Written request: Transcribe the listing verbatim. Do not carry over any pictures.

Given entries:

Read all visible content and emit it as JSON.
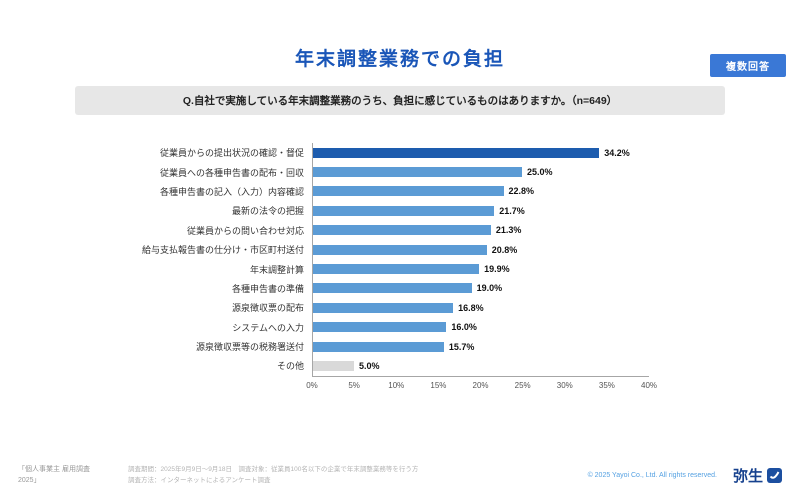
{
  "badge": "複数回答",
  "title": "年末調整業務での負担",
  "question": "Q.自社で実施している年末調整業務のうち、負担に感じているものはありますか。（n=649）",
  "chart_data": {
    "type": "bar",
    "orientation": "horizontal",
    "title": "年末調整業務での負担",
    "categories": [
      "従業員からの提出状況の確認・督促",
      "従業員への各種申告書の配布・回収",
      "各種申告書の記入（入力）内容確認",
      "最新の法令の把握",
      "従業員からの問い合わせ対応",
      "給与支払報告書の仕分け・市区町村送付",
      "年末調整計算",
      "各種申告書の準備",
      "源泉徴収票の配布",
      "システムへの入力",
      "源泉徴収票等の税務署送付",
      "その他"
    ],
    "values": [
      34.2,
      25.0,
      22.8,
      21.7,
      21.3,
      20.8,
      19.9,
      19.0,
      16.8,
      16.0,
      15.7,
      5.0
    ],
    "value_labels": [
      "34.2%",
      "25.0%",
      "22.8%",
      "21.7%",
      "21.3%",
      "20.8%",
      "19.9%",
      "19.0%",
      "16.8%",
      "16.0%",
      "15.7%",
      "5.0%"
    ],
    "xlim": [
      0,
      40
    ],
    "x_ticks": [
      "0%",
      "5%",
      "10%",
      "15%",
      "20%",
      "25%",
      "30%",
      "35%",
      "40%"
    ],
    "legend": "none",
    "grid": "off",
    "colors": {
      "highlight": "#1d5cae",
      "default": "#5b9bd5",
      "other": "#d9d9d9"
    }
  },
  "footer": {
    "source": "「個人事業主 雇用調査 2025」",
    "note_line1": "調査期間：2025年9月9日～9月18日　調査対象：従業員100名以下の企業で年末調整業務等を行う方",
    "note_line2": "調査方法：インターネットによるアンケート調査",
    "copyright": "© 2025 Yayoi Co., Ltd.  All rights reserved.",
    "logo_text": "弥生"
  }
}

Task solution:
Read all visible content and emit it as JSON.
{
  "badge": "複数回答",
  "title": "年末調整業務での負担",
  "question": "Q.自社で実施している年末調整業務のうち、負担に感じているものはありますか。（n=649）",
  "chart_data": {
    "type": "bar",
    "orientation": "horizontal",
    "title": "年末調整業務での負担",
    "categories": [
      "従業員からの提出状況の確認・督促",
      "従業員への各種申告書の配布・回収",
      "各種申告書の記入（入力）内容確認",
      "最新の法令の把握",
      "従業員からの問い合わせ対応",
      "給与支払報告書の仕分け・市区町村送付",
      "年末調整計算",
      "各種申告書の準備",
      "源泉徴収票の配布",
      "システムへの入力",
      "源泉徴収票等の税務署送付",
      "その他"
    ],
    "values": [
      34.2,
      25.0,
      22.8,
      21.7,
      21.3,
      20.8,
      19.9,
      19.0,
      16.8,
      16.0,
      15.7,
      5.0
    ],
    "value_labels": [
      "34.2%",
      "25.0%",
      "22.8%",
      "21.7%",
      "21.3%",
      "20.8%",
      "19.9%",
      "19.0%",
      "16.8%",
      "16.0%",
      "15.7%",
      "5.0%"
    ],
    "xlim": [
      0,
      40
    ],
    "x_ticks": [
      "0%",
      "5%",
      "10%",
      "15%",
      "20%",
      "25%",
      "30%",
      "35%",
      "40%"
    ],
    "legend": "none",
    "grid": "off",
    "colors": {
      "highlight": "#1d5cae",
      "default": "#5b9bd5",
      "other": "#d9d9d9"
    }
  },
  "footer": {
    "source": "「個人事業主 雇用調査 2025」",
    "note_line1": "調査期間：2025年9月9日～9月18日　調査対象：従業員100名以下の企業で年末調整業務等を行う方",
    "note_line2": "調査方法：インターネットによるアンケート調査",
    "copyright": "© 2025 Yayoi Co., Ltd.  All rights reserved.",
    "logo_text": "弥生"
  }
}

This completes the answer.